[What the exercise asks] Extract every record, exactly as written, and ignore the pictures.

[Records supplied]
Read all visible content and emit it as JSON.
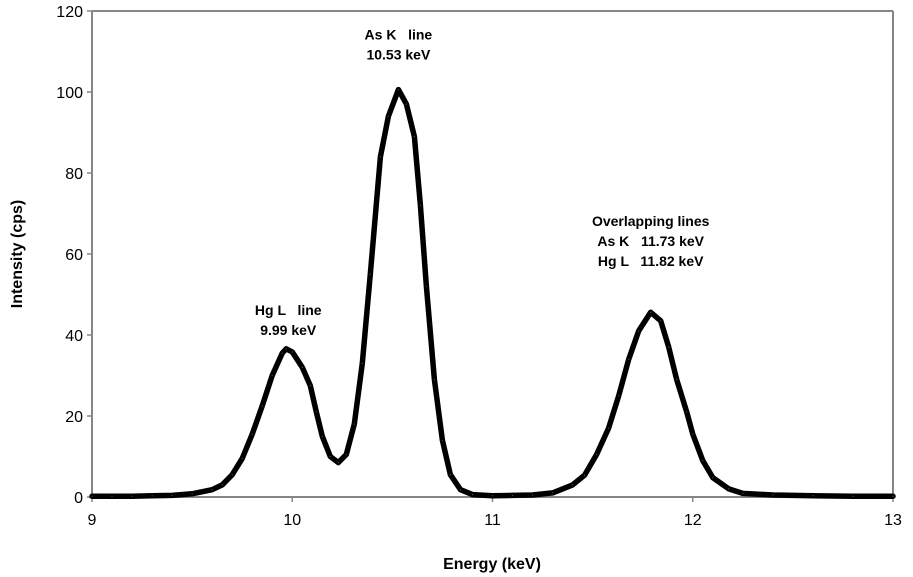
{
  "chart_data": {
    "type": "line",
    "title": "",
    "xlabel": "Energy (keV)",
    "ylabel": "Intensity (cps)",
    "xlim": [
      9,
      13
    ],
    "ylim": [
      0,
      120
    ],
    "x_ticks": [
      9,
      10,
      11,
      12,
      13
    ],
    "y_ticks": [
      0,
      20,
      40,
      60,
      80,
      100,
      120
    ],
    "grid": false,
    "legend": "none",
    "series": [
      {
        "name": "Spectrum",
        "color": "#000000",
        "points": [
          [
            9.0,
            0.2
          ],
          [
            9.1,
            0.2
          ],
          [
            9.2,
            0.2
          ],
          [
            9.3,
            0.3
          ],
          [
            9.4,
            0.4
          ],
          [
            9.5,
            0.8
          ],
          [
            9.6,
            1.8
          ],
          [
            9.65,
            3.0
          ],
          [
            9.7,
            5.5
          ],
          [
            9.75,
            9.5
          ],
          [
            9.8,
            15.5
          ],
          [
            9.85,
            22.5
          ],
          [
            9.9,
            30.0
          ],
          [
            9.95,
            35.5
          ],
          [
            9.97,
            36.6
          ],
          [
            10.0,
            35.8
          ],
          [
            10.05,
            32.0
          ],
          [
            10.09,
            27.5
          ],
          [
            10.12,
            21.0
          ],
          [
            10.15,
            15.0
          ],
          [
            10.19,
            10.0
          ],
          [
            10.23,
            8.5
          ],
          [
            10.27,
            10.5
          ],
          [
            10.31,
            18.0
          ],
          [
            10.35,
            33.0
          ],
          [
            10.39,
            55.0
          ],
          [
            10.44,
            84.0
          ],
          [
            10.48,
            94.0
          ],
          [
            10.53,
            100.6
          ],
          [
            10.57,
            97.0
          ],
          [
            10.61,
            89.0
          ],
          [
            10.64,
            72.0
          ],
          [
            10.67,
            52.0
          ],
          [
            10.71,
            29.0
          ],
          [
            10.75,
            14.0
          ],
          [
            10.79,
            5.5
          ],
          [
            10.84,
            1.8
          ],
          [
            10.9,
            0.6
          ],
          [
            11.0,
            0.3
          ],
          [
            11.1,
            0.4
          ],
          [
            11.2,
            0.5
          ],
          [
            11.3,
            1.0
          ],
          [
            11.4,
            3.0
          ],
          [
            11.46,
            5.4
          ],
          [
            11.52,
            10.5
          ],
          [
            11.58,
            17.0
          ],
          [
            11.63,
            25.0
          ],
          [
            11.68,
            34.0
          ],
          [
            11.73,
            41.0
          ],
          [
            11.79,
            45.6
          ],
          [
            11.84,
            43.5
          ],
          [
            11.88,
            37.0
          ],
          [
            11.92,
            29.0
          ],
          [
            11.97,
            21.0
          ],
          [
            12.0,
            15.5
          ],
          [
            12.05,
            9.0
          ],
          [
            12.1,
            4.8
          ],
          [
            12.18,
            2.0
          ],
          [
            12.25,
            0.9
          ],
          [
            12.4,
            0.5
          ],
          [
            12.6,
            0.3
          ],
          [
            12.8,
            0.2
          ],
          [
            13.0,
            0.2
          ]
        ]
      }
    ],
    "annotations": [
      {
        "lines": [
          "As K   line",
          "10.53 keV"
        ],
        "x": 10.53,
        "y": 108
      },
      {
        "lines": [
          "Hg L   line",
          "9.99 keV"
        ],
        "x": 9.98,
        "y": 40
      },
      {
        "lines": [
          "Overlapping lines",
          "As K   11.73 keV",
          "Hg L   11.82 keV"
        ],
        "x": 11.79,
        "y": 57
      }
    ]
  }
}
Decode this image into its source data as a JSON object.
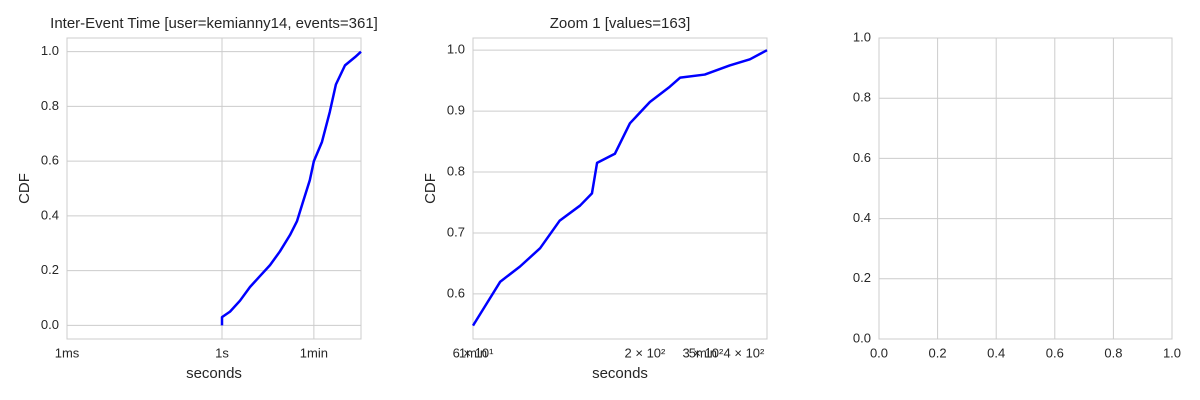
{
  "chart_data": [
    {
      "type": "line",
      "title": "Inter-Event Time [user=kemianny14, events=361]",
      "xlabel": "seconds",
      "ylabel": "CDF",
      "xscale": "log",
      "xlim": [
        0.001,
        490
      ],
      "ylim": [
        -0.05,
        1.05
      ],
      "xgrid": true,
      "ygrid": true,
      "xticks": [
        {
          "value": 0.001,
          "label": "1ms"
        },
        {
          "value": 1,
          "label": "1s"
        },
        {
          "value": 60,
          "label": "1min"
        }
      ],
      "yticks": [
        {
          "value": 0,
          "label": "0.0"
        },
        {
          "value": 0.2,
          "label": "0.2"
        },
        {
          "value": 0.4,
          "label": "0.4"
        },
        {
          "value": 0.6,
          "label": "0.6"
        },
        {
          "value": 0.8,
          "label": "0.8"
        },
        {
          "value": 1,
          "label": "1.0"
        }
      ],
      "series": [
        {
          "color": "#0000ff",
          "x": [
            1,
            1,
            1.43,
            2.23,
            3.48,
            5.43,
            8.5,
            13.2,
            20.7,
            28.2,
            36.8,
            50,
            60,
            86,
            122,
            160,
            240,
            375,
            490
          ],
          "values": [
            0,
            0.03,
            0.05,
            0.09,
            0.14,
            0.18,
            0.22,
            0.27,
            0.33,
            0.38,
            0.45,
            0.53,
            0.6,
            0.67,
            0.78,
            0.88,
            0.95,
            0.98,
            1.0
          ]
        }
      ]
    },
    {
      "type": "line",
      "title": "Zoom 1 [values=163]",
      "xlabel": "seconds",
      "ylabel": "CDF",
      "xscale": "log",
      "xlim": [
        60,
        470
      ],
      "ylim": [
        0.526,
        1.02
      ],
      "xgrid": false,
      "ygrid": true,
      "xticks": [
        {
          "value": 60,
          "label": "6 × 10¹"
        },
        {
          "value": 200,
          "label": "2 × 10²"
        },
        {
          "value": 300,
          "label": "3 × 10²"
        },
        {
          "value": 400,
          "label": "4 × 10²"
        }
      ],
      "xticks_time": [
        {
          "value": 60,
          "label": "1min"
        },
        {
          "value": 300,
          "label": "5min"
        }
      ],
      "yticks": [
        {
          "value": 0.6,
          "label": "0.6"
        },
        {
          "value": 0.7,
          "label": "0.7"
        },
        {
          "value": 0.8,
          "label": "0.8"
        },
        {
          "value": 0.9,
          "label": "0.9"
        },
        {
          "value": 1,
          "label": "1.0"
        }
      ],
      "series": [
        {
          "color": "#0000ff",
          "x": [
            60,
            65.3,
            72.6,
            83.4,
            96,
            110,
            127,
            138,
            143,
            162,
            180,
            207,
            238,
            256,
            304,
            362,
            417,
            470
          ],
          "values": [
            0.548,
            0.58,
            0.62,
            0.645,
            0.675,
            0.72,
            0.745,
            0.765,
            0.815,
            0.83,
            0.88,
            0.915,
            0.94,
            0.955,
            0.96,
            0.975,
            0.985,
            1.0
          ]
        }
      ]
    },
    {
      "type": "line",
      "xlim": [
        0,
        1
      ],
      "ylim": [
        0,
        1
      ],
      "xgrid": true,
      "ygrid": true,
      "xticks": [
        {
          "value": 0,
          "label": "0.0"
        },
        {
          "value": 0.2,
          "label": "0.2"
        },
        {
          "value": 0.4,
          "label": "0.4"
        },
        {
          "value": 0.6,
          "label": "0.6"
        },
        {
          "value": 0.8,
          "label": "0.8"
        },
        {
          "value": 1,
          "label": "1.0"
        }
      ],
      "yticks": [
        {
          "value": 0,
          "label": "0.0"
        },
        {
          "value": 0.2,
          "label": "0.2"
        },
        {
          "value": 0.4,
          "label": "0.4"
        },
        {
          "value": 0.6,
          "label": "0.6"
        },
        {
          "value": 0.8,
          "label": "0.8"
        },
        {
          "value": 1,
          "label": "1.0"
        }
      ],
      "series": []
    }
  ]
}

[Expected output]
Read all visible content and emit it as JSON.
{
  "chart_data": {
    "type": "line",
    "title": "",
    "xlabel": "Energy (keV)",
    "ylabel": "Intensity (cps)",
    "xlim": [
      9,
      13
    ],
    "ylim": [
      0,
      120
    ],
    "x_ticks": [
      9,
      10,
      11,
      12,
      13
    ],
    "y_ticks": [
      0,
      20,
      40,
      60,
      80,
      100,
      120
    ],
    "grid": false,
    "legend": "none",
    "series": [
      {
        "name": "Spectrum",
        "color": "#000000",
        "points": [
          [
            9.0,
            0.2
          ],
          [
            9.1,
            0.2
          ],
          [
            9.2,
            0.2
          ],
          [
            9.3,
            0.3
          ],
          [
            9.4,
            0.4
          ],
          [
            9.5,
            0.8
          ],
          [
            9.6,
            1.8
          ],
          [
            9.65,
            3.0
          ],
          [
            9.7,
            5.5
          ],
          [
            9.75,
            9.5
          ],
          [
            9.8,
            15.5
          ],
          [
            9.85,
            22.5
          ],
          [
            9.9,
            30.0
          ],
          [
            9.95,
            35.5
          ],
          [
            9.97,
            36.6
          ],
          [
            10.0,
            35.8
          ],
          [
            10.05,
            32.0
          ],
          [
            10.09,
            27.5
          ],
          [
            10.12,
            21.0
          ],
          [
            10.15,
            15.0
          ],
          [
            10.19,
            10.0
          ],
          [
            10.23,
            8.5
          ],
          [
            10.27,
            10.5
          ],
          [
            10.31,
            18.0
          ],
          [
            10.35,
            33.0
          ],
          [
            10.39,
            55.0
          ],
          [
            10.44,
            84.0
          ],
          [
            10.48,
            94.0
          ],
          [
            10.53,
            100.6
          ],
          [
            10.57,
            97.0
          ],
          [
            10.61,
            89.0
          ],
          [
            10.64,
            72.0
          ],
          [
            10.67,
            52.0
          ],
          [
            10.71,
            29.0
          ],
          [
            10.75,
            14.0
          ],
          [
            10.79,
            5.5
          ],
          [
            10.84,
            1.8
          ],
          [
            10.9,
            0.6
          ],
          [
            11.0,
            0.3
          ],
          [
            11.1,
            0.4
          ],
          [
            11.2,
            0.5
          ],
          [
            11.3,
            1.0
          ],
          [
            11.4,
            3.0
          ],
          [
            11.46,
            5.4
          ],
          [
            11.52,
            10.5
          ],
          [
            11.58,
            17.0
          ],
          [
            11.63,
            25.0
          ],
          [
            11.68,
            34.0
          ],
          [
            11.73,
            41.0
          ],
          [
            11.79,
            45.6
          ],
          [
            11.84,
            43.5
          ],
          [
            11.88,
            37.0
          ],
          [
            11.92,
            29.0
          ],
          [
            11.97,
            21.0
          ],
          [
            12.0,
            15.5
          ],
          [
            12.05,
            9.0
          ],
          [
            12.1,
            4.8
          ],
          [
            12.18,
            2.0
          ],
          [
            12.25,
            0.9
          ],
          [
            12.4,
            0.5
          ],
          [
            12.6,
            0.3
          ],
          [
            12.8,
            0.2
          ],
          [
            13.0,
            0.2
          ]
        ]
      }
    ],
    "annotations": [
      {
        "lines": [
          "As K   line",
          "10.53 keV"
        ],
        "x": 10.53,
        "y": 108
      },
      {
        "lines": [
          "Hg L   line",
          "9.99 keV"
        ],
        "x": 9.98,
        "y": 40
      },
      {
        "lines": [
          "Overlapping lines",
          "As K   11.73 keV",
          "Hg L   11.82 keV"
        ],
        "x": 11.79,
        "y": 57
      }
    ]
  }
}
Decode this image into its source data as a JSON object.
{
  "chart_data": [
    {
      "type": "line",
      "title": "Inter-Event Time [user=kemianny14, events=361]",
      "xlabel": "seconds",
      "ylabel": "CDF",
      "xscale": "log",
      "xlim": [
        0.001,
        490
      ],
      "ylim": [
        -0.05,
        1.05
      ],
      "xgrid": true,
      "ygrid": true,
      "xticks": [
        {
          "value": 0.001,
          "label": "1ms"
        },
        {
          "value": 1,
          "label": "1s"
        },
        {
          "value": 60,
          "label": "1min"
        }
      ],
      "yticks": [
        {
          "value": 0,
          "label": "0.0"
        },
        {
          "value": 0.2,
          "label": "0.2"
        },
        {
          "value": 0.4,
          "label": "0.4"
        },
        {
          "value": 0.6,
          "label": "0.6"
        },
        {
          "value": 0.8,
          "label": "0.8"
        },
        {
          "value": 1,
          "label": "1.0"
        }
      ],
      "series": [
        {
          "color": "#0000ff",
          "x": [
            1,
            1,
            1.43,
            2.23,
            3.48,
            5.43,
            8.5,
            13.2,
            20.7,
            28.2,
            36.8,
            50,
            60,
            86,
            122,
            160,
            240,
            375,
            490
          ],
          "values": [
            0,
            0.03,
            0.05,
            0.09,
            0.14,
            0.18,
            0.22,
            0.27,
            0.33,
            0.38,
            0.45,
            0.53,
            0.6,
            0.67,
            0.78,
            0.88,
            0.95,
            0.98,
            1.0
          ]
        }
      ]
    },
    {
      "type": "line",
      "title": "Zoom 1 [values=163]",
      "xlabel": "seconds",
      "ylabel": "CDF",
      "xscale": "log",
      "xlim": [
        60,
        470
      ],
      "ylim": [
        0.526,
        1.02
      ],
      "xgrid": false,
      "ygrid": true,
      "xticks": [
        {
          "value": 60,
          "label": "6 × 10¹"
        },
        {
          "value": 200,
          "label": "2 × 10²"
        },
        {
          "value": 300,
          "label": "3 × 10²"
        },
        {
          "value": 400,
          "label": "4 × 10²"
        }
      ],
      "xticks_time": [
        {
          "value": 60,
          "label": "1min"
        },
        {
          "value": 300,
          "label": "5min"
        }
      ],
      "yticks": [
        {
          "value": 0.6,
          "label": "0.6"
        },
        {
          "value": 0.7,
          "label": "0.7"
        },
        {
          "value": 0.8,
          "label": "0.8"
        },
        {
          "value": 0.9,
          "label": "0.9"
        },
        {
          "value": 1,
          "label": "1.0"
        }
      ],
      "series": [
        {
          "color": "#0000ff",
          "x": [
            60,
            65.3,
            72.6,
            83.4,
            96,
            110,
            127,
            138,
            143,
            162,
            180,
            207,
            238,
            256,
            304,
            362,
            417,
            470
          ],
          "values": [
            0.548,
            0.58,
            0.62,
            0.645,
            0.675,
            0.72,
            0.745,
            0.765,
            0.815,
            0.83,
            0.88,
            0.915,
            0.94,
            0.955,
            0.96,
            0.975,
            0.985,
            1.0
          ]
        }
      ]
    },
    {
      "type": "line",
      "xlim": [
        0,
        1
      ],
      "ylim": [
        0,
        1
      ],
      "xgrid": true,
      "ygrid": true,
      "xticks": [
        {
          "value": 0,
          "label": "0.0"
        },
        {
          "value": 0.2,
          "label": "0.2"
        },
        {
          "value": 0.4,
          "label": "0.4"
        },
        {
          "value": 0.6,
          "label": "0.6"
        },
        {
          "value": 0.8,
          "label": "0.8"
        },
        {
          "value": 1,
          "label": "1.0"
        }
      ],
      "yticks": [
        {
          "value": 0,
          "label": "0.0"
        },
        {
          "value": 0.2,
          "label": "0.2"
        },
        {
          "value": 0.4,
          "label": "0.4"
        },
        {
          "value": 0.6,
          "label": "0.6"
        },
        {
          "value": 0.8,
          "label": "0.8"
        },
        {
          "value": 1,
          "label": "1.0"
        }
      ],
      "series": []
    }
  ]
}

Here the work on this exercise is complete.